◆ **WORK TO COMPLETE**
Exactly reproduce the entries, dropping any pictures from your copy.

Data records

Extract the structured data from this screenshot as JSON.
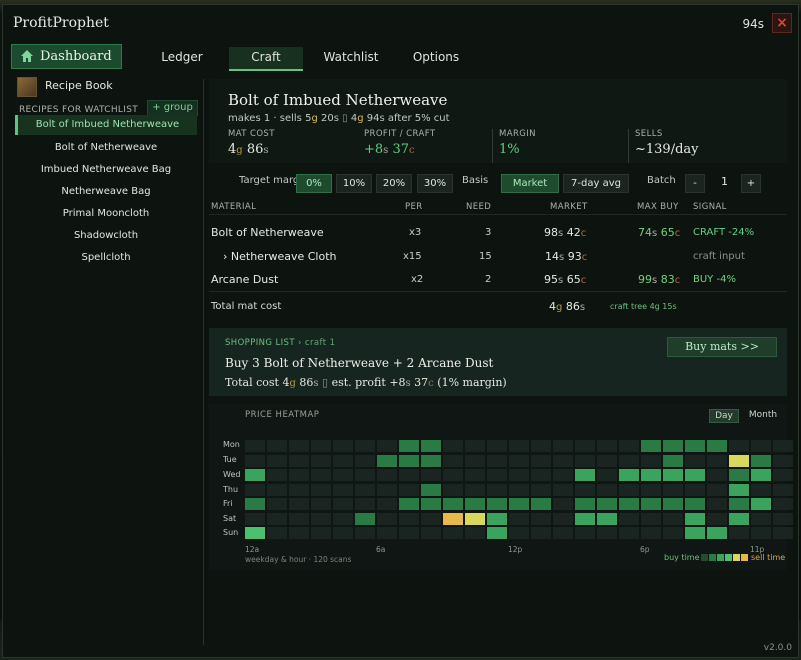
{
  "app": {
    "title": "ProfitProphet",
    "timer": "94s",
    "close_glyph": "×",
    "version": "v2.0.0"
  },
  "nav": {
    "dashboard": "Dashboard",
    "tabs": [
      {
        "label": "Ledger",
        "active": false
      },
      {
        "label": "Craft",
        "active": true
      },
      {
        "label": "Watchlist",
        "active": false
      },
      {
        "label": "Options",
        "active": false
      }
    ]
  },
  "sidebar": {
    "recipe_book": "Recipe Book",
    "section_label": "RECIPES FOR WATCHLIST",
    "add_group": "+ group",
    "recipes": [
      {
        "label": "Bolt of Imbued Netherweave",
        "active": true
      },
      {
        "label": "Bolt of Netherweave",
        "active": false
      },
      {
        "label": "Imbued Netherweave Bag",
        "active": false
      },
      {
        "label": "Netherweave Bag",
        "active": false
      },
      {
        "label": "Primal Mooncloth",
        "active": false
      },
      {
        "label": "Shadowcloth",
        "active": false
      },
      {
        "label": "Spellcloth",
        "active": false
      }
    ]
  },
  "item": {
    "name": "Bolt of Imbued Netherweave",
    "makes": "makes 1",
    "sells_label": "· sells",
    "sells_g": "5",
    "sells_s": "20",
    "after_g": "4",
    "after_s": "94",
    "after_label": "after 5% cut",
    "sep_glyph": "▯"
  },
  "stats": {
    "mat_cost": {
      "label": "MAT COST",
      "g": "4",
      "s": "86"
    },
    "profit": {
      "label": "PROFIT / CRAFT",
      "s": "+8",
      "c": "37"
    },
    "margin": {
      "label": "MARGIN",
      "value": "1%"
    },
    "sells": {
      "label": "SELLS",
      "value": "~139/day"
    }
  },
  "controls": {
    "target_margin_label": "Target margin",
    "margins": [
      {
        "label": "0%",
        "active": true
      },
      {
        "label": "10%",
        "active": false
      },
      {
        "label": "20%",
        "active": false
      },
      {
        "label": "30%",
        "active": false
      }
    ],
    "basis_label": "Basis",
    "basis": [
      {
        "label": "Market",
        "active": true
      },
      {
        "label": "7-day avg",
        "active": false
      }
    ],
    "batch_label": "Batch",
    "batch_minus": "-",
    "batch_value": "1",
    "batch_plus": "+"
  },
  "table": {
    "headers": {
      "material": "MATERIAL",
      "per": "PER",
      "need": "NEED",
      "market": "MARKET",
      "max_buy": "MAX BUY",
      "signal": "SIGNAL"
    },
    "rows": [
      {
        "material": "Bolt of Netherweave",
        "per": "x3",
        "need": "3",
        "market_s": "98",
        "market_c": "42",
        "max_s": "74",
        "max_c": "65",
        "signal": "CRAFT  -24%"
      },
      {
        "material": "› Netherweave Cloth",
        "per": "x15",
        "need": "15",
        "market_s": "14",
        "market_c": "93",
        "max_s": "",
        "max_c": "",
        "signal": "craft input"
      },
      {
        "material": "Arcane Dust",
        "per": "x2",
        "need": "2",
        "market_s": "95",
        "market_c": "65",
        "max_s": "99",
        "max_c": "83",
        "signal": "BUY  -4%"
      }
    ],
    "total_label": "Total mat cost",
    "total_g": "4",
    "total_s": "86",
    "craft_tree": "craft tree 4g 15s"
  },
  "shopping": {
    "label": "SHOPPING LIST",
    "sub": "›  craft 1",
    "line1": "Buy 3 Bolt of Netherweave   +   2 Arcane Dust",
    "total_label": "Total cost",
    "total_g": "4",
    "total_s": "86",
    "est_label": "est. profit",
    "est_s": "+8",
    "est_c": "37",
    "margin_note": "(1% margin)",
    "buy_button": "Buy mats >>"
  },
  "heatmap": {
    "title": "PRICE HEATMAP",
    "tabs": [
      {
        "label": "Day",
        "active": true
      },
      {
        "label": "Month",
        "active": false
      }
    ],
    "days": [
      "Mon",
      "Tue",
      "Wed",
      "Thu",
      "Fri",
      "Sat",
      "Sun"
    ],
    "hour_labels": [
      "12a",
      "6a",
      "12p",
      "6p",
      "11p"
    ],
    "footer": "weekday & hour  ·  120 scans",
    "legend_buy": "buy time",
    "legend_sell": "sell time",
    "colors": [
      "#1a2420",
      "#1f4d2e",
      "#2a7a45",
      "#3aa35d",
      "#4cc06e",
      "#d8d85c",
      "#e6b948"
    ],
    "grid": [
      [
        0,
        0,
        0,
        0,
        0,
        0,
        0,
        2,
        2,
        0,
        0,
        0,
        0,
        0,
        0,
        0,
        0,
        0,
        2,
        2,
        2,
        2,
        0,
        0,
        0
      ],
      [
        0,
        0,
        0,
        0,
        0,
        0,
        2,
        2,
        2,
        0,
        0,
        0,
        0,
        0,
        0,
        0,
        0,
        0,
        0,
        2,
        0,
        0,
        5,
        2,
        0
      ],
      [
        3,
        0,
        0,
        0,
        0,
        0,
        0,
        0,
        0,
        0,
        0,
        0,
        0,
        0,
        0,
        3,
        0,
        3,
        3,
        3,
        3,
        0,
        2,
        3,
        0
      ],
      [
        0,
        0,
        0,
        0,
        0,
        0,
        0,
        0,
        2,
        0,
        0,
        0,
        0,
        0,
        0,
        0,
        0,
        0,
        0,
        0,
        0,
        0,
        3,
        0,
        0
      ],
      [
        2,
        0,
        0,
        0,
        0,
        0,
        0,
        2,
        2,
        2,
        2,
        2,
        2,
        2,
        0,
        2,
        2,
        2,
        2,
        2,
        2,
        0,
        2,
        3,
        0
      ],
      [
        0,
        0,
        0,
        0,
        0,
        2,
        0,
        0,
        0,
        6,
        5,
        3,
        0,
        0,
        0,
        3,
        3,
        0,
        0,
        0,
        3,
        0,
        3,
        0,
        0
      ],
      [
        4,
        0,
        0,
        0,
        0,
        0,
        0,
        0,
        0,
        0,
        0,
        3,
        0,
        0,
        0,
        0,
        0,
        0,
        0,
        0,
        3,
        3,
        0,
        0,
        0
      ]
    ]
  }
}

◆ **RESPONSE**
Extract the structured data from this screenshot as JSON.
{
  "app": {
    "title": "ProfitProphet",
    "timer": "94s",
    "close_glyph": "×",
    "version": "v2.0.0"
  },
  "nav": {
    "dashboard": "Dashboard",
    "tabs": [
      {
        "label": "Ledger",
        "active": false
      },
      {
        "label": "Craft",
        "active": true
      },
      {
        "label": "Watchlist",
        "active": false
      },
      {
        "label": "Options",
        "active": false
      }
    ]
  },
  "sidebar": {
    "recipe_book": "Recipe Book",
    "section_label": "RECIPES FOR WATCHLIST",
    "add_group": "+ group",
    "recipes": [
      {
        "label": "Bolt of Imbued Netherweave",
        "active": true
      },
      {
        "label": "Bolt of Netherweave",
        "active": false
      },
      {
        "label": "Imbued Netherweave Bag",
        "active": false
      },
      {
        "label": "Netherweave Bag",
        "active": false
      },
      {
        "label": "Primal Mooncloth",
        "active": false
      },
      {
        "label": "Shadowcloth",
        "active": false
      },
      {
        "label": "Spellcloth",
        "active": false
      }
    ]
  },
  "item": {
    "name": "Bolt of Imbued Netherweave",
    "makes": "makes 1",
    "sells_label": "· sells",
    "sells_g": "5",
    "sells_s": "20",
    "after_g": "4",
    "after_s": "94",
    "after_label": "after 5% cut",
    "sep_glyph": "▯"
  },
  "stats": {
    "mat_cost": {
      "label": "MAT COST",
      "g": "4",
      "s": "86"
    },
    "profit": {
      "label": "PROFIT / CRAFT",
      "s": "+8",
      "c": "37"
    },
    "margin": {
      "label": "MARGIN",
      "value": "1%"
    },
    "sells": {
      "label": "SELLS",
      "value": "~139/day"
    }
  },
  "controls": {
    "target_margin_label": "Target margin",
    "margins": [
      {
        "label": "0%",
        "active": true
      },
      {
        "label": "10%",
        "active": false
      },
      {
        "label": "20%",
        "active": false
      },
      {
        "label": "30%",
        "active": false
      }
    ],
    "basis_label": "Basis",
    "basis": [
      {
        "label": "Market",
        "active": true
      },
      {
        "label": "7-day avg",
        "active": false
      }
    ],
    "batch_label": "Batch",
    "batch_minus": "-",
    "batch_value": "1",
    "batch_plus": "+"
  },
  "table": {
    "headers": {
      "material": "MATERIAL",
      "per": "PER",
      "need": "NEED",
      "market": "MARKET",
      "max_buy": "MAX BUY",
      "signal": "SIGNAL"
    },
    "rows": [
      {
        "material": "Bolt of Netherweave",
        "per": "x3",
        "need": "3",
        "market_s": "98",
        "market_c": "42",
        "max_s": "74",
        "max_c": "65",
        "signal": "CRAFT  -24%"
      },
      {
        "material": "› Netherweave Cloth",
        "per": "x15",
        "need": "15",
        "market_s": "14",
        "market_c": "93",
        "max_s": "",
        "max_c": "",
        "signal": "craft input"
      },
      {
        "material": "Arcane Dust",
        "per": "x2",
        "need": "2",
        "market_s": "95",
        "market_c": "65",
        "max_s": "99",
        "max_c": "83",
        "signal": "BUY  -4%"
      }
    ],
    "total_label": "Total mat cost",
    "total_g": "4",
    "total_s": "86",
    "craft_tree": "craft tree 4g 15s"
  },
  "shopping": {
    "label": "SHOPPING LIST",
    "sub": "›  craft 1",
    "line1": "Buy 3 Bolt of Netherweave   +   2 Arcane Dust",
    "total_label": "Total cost",
    "total_g": "4",
    "total_s": "86",
    "est_label": "est. profit",
    "est_s": "+8",
    "est_c": "37",
    "margin_note": "(1% margin)",
    "buy_button": "Buy mats >>"
  },
  "heatmap": {
    "title": "PRICE HEATMAP",
    "tabs": [
      {
        "label": "Day",
        "active": true
      },
      {
        "label": "Month",
        "active": false
      }
    ],
    "days": [
      "Mon",
      "Tue",
      "Wed",
      "Thu",
      "Fri",
      "Sat",
      "Sun"
    ],
    "hour_labels": [
      "12a",
      "6a",
      "12p",
      "6p",
      "11p"
    ],
    "footer": "weekday & hour  ·  120 scans",
    "legend_buy": "buy time",
    "legend_sell": "sell time",
    "colors": [
      "#1a2420",
      "#1f4d2e",
      "#2a7a45",
      "#3aa35d",
      "#4cc06e",
      "#d8d85c",
      "#e6b948"
    ],
    "grid": [
      [
        0,
        0,
        0,
        0,
        0,
        0,
        0,
        2,
        2,
        0,
        0,
        0,
        0,
        0,
        0,
        0,
        0,
        0,
        2,
        2,
        2,
        2,
        0,
        0,
        0
      ],
      [
        0,
        0,
        0,
        0,
        0,
        0,
        2,
        2,
        2,
        0,
        0,
        0,
        0,
        0,
        0,
        0,
        0,
        0,
        0,
        2,
        0,
        0,
        5,
        2,
        0
      ],
      [
        3,
        0,
        0,
        0,
        0,
        0,
        0,
        0,
        0,
        0,
        0,
        0,
        0,
        0,
        0,
        3,
        0,
        3,
        3,
        3,
        3,
        0,
        2,
        3,
        0
      ],
      [
        0,
        0,
        0,
        0,
        0,
        0,
        0,
        0,
        2,
        0,
        0,
        0,
        0,
        0,
        0,
        0,
        0,
        0,
        0,
        0,
        0,
        0,
        3,
        0,
        0
      ],
      [
        2,
        0,
        0,
        0,
        0,
        0,
        0,
        2,
        2,
        2,
        2,
        2,
        2,
        2,
        0,
        2,
        2,
        2,
        2,
        2,
        2,
        0,
        2,
        3,
        0
      ],
      [
        0,
        0,
        0,
        0,
        0,
        2,
        0,
        0,
        0,
        6,
        5,
        3,
        0,
        0,
        0,
        3,
        3,
        0,
        0,
        0,
        3,
        0,
        3,
        0,
        0
      ],
      [
        4,
        0,
        0,
        0,
        0,
        0,
        0,
        0,
        0,
        0,
        0,
        3,
        0,
        0,
        0,
        0,
        0,
        0,
        0,
        0,
        3,
        3,
        0,
        0,
        0
      ]
    ]
  }
}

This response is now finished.